> BRIEF: Copy every line, leaving nothing out and adding nothing.

> Extracts from a graphics dataset:

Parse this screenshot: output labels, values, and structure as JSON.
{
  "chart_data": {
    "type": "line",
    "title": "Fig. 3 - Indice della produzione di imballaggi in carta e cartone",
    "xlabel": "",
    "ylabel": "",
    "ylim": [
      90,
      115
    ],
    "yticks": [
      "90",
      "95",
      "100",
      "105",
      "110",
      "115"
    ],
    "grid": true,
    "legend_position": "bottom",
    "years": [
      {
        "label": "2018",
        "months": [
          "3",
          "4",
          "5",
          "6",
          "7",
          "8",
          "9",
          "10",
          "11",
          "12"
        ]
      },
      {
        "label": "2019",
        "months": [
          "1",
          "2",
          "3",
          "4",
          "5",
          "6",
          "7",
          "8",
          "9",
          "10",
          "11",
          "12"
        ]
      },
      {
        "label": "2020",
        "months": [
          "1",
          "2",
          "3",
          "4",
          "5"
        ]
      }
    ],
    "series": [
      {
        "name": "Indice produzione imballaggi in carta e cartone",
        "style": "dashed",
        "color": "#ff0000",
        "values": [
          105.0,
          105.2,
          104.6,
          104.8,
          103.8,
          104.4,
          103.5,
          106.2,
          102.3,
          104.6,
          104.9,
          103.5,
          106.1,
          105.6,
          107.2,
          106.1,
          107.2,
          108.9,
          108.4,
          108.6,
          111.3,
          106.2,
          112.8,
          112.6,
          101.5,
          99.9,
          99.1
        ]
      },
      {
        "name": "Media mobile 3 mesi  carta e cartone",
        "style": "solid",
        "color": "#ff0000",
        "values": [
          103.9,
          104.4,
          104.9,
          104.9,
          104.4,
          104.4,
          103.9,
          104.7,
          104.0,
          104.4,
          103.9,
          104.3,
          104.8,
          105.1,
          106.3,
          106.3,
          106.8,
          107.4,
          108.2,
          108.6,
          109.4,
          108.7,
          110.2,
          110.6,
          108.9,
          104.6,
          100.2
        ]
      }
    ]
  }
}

> RESULT FOR THIS EXERCISE:
Parse this screenshot: output labels, values, and structure as JSON.
{
  "chart_data": {
    "type": "line",
    "title": "Fig. 3 - Indice della produzione di imballaggi in carta e cartone",
    "xlabel": "",
    "ylabel": "",
    "ylim": [
      90,
      115
    ],
    "yticks": [
      "90",
      "95",
      "100",
      "105",
      "110",
      "115"
    ],
    "grid": true,
    "legend_position": "bottom",
    "years": [
      {
        "label": "2018",
        "months": [
          "3",
          "4",
          "5",
          "6",
          "7",
          "8",
          "9",
          "10",
          "11",
          "12"
        ]
      },
      {
        "label": "2019",
        "months": [
          "1",
          "2",
          "3",
          "4",
          "5",
          "6",
          "7",
          "8",
          "9",
          "10",
          "11",
          "12"
        ]
      },
      {
        "label": "2020",
        "months": [
          "1",
          "2",
          "3",
          "4",
          "5"
        ]
      }
    ],
    "series": [
      {
        "name": "Indice produzione imballaggi in carta e cartone",
        "style": "dashed",
        "color": "#ff0000",
        "values": [
          105.0,
          105.2,
          104.6,
          104.8,
          103.8,
          104.4,
          103.5,
          106.2,
          102.3,
          104.6,
          104.9,
          103.5,
          106.1,
          105.6,
          107.2,
          106.1,
          107.2,
          108.9,
          108.4,
          108.6,
          111.3,
          106.2,
          112.8,
          112.6,
          101.5,
          99.9,
          99.1
        ]
      },
      {
        "name": "Media mobile 3 mesi  carta e cartone",
        "style": "solid",
        "color": "#ff0000",
        "values": [
          103.9,
          104.4,
          104.9,
          104.9,
          104.4,
          104.4,
          103.9,
          104.7,
          104.0,
          104.4,
          103.9,
          104.3,
          104.8,
          105.1,
          106.3,
          106.3,
          106.8,
          107.4,
          108.2,
          108.6,
          109.4,
          108.7,
          110.2,
          110.6,
          108.9,
          104.6,
          100.2
        ]
      }
    ]
  }
}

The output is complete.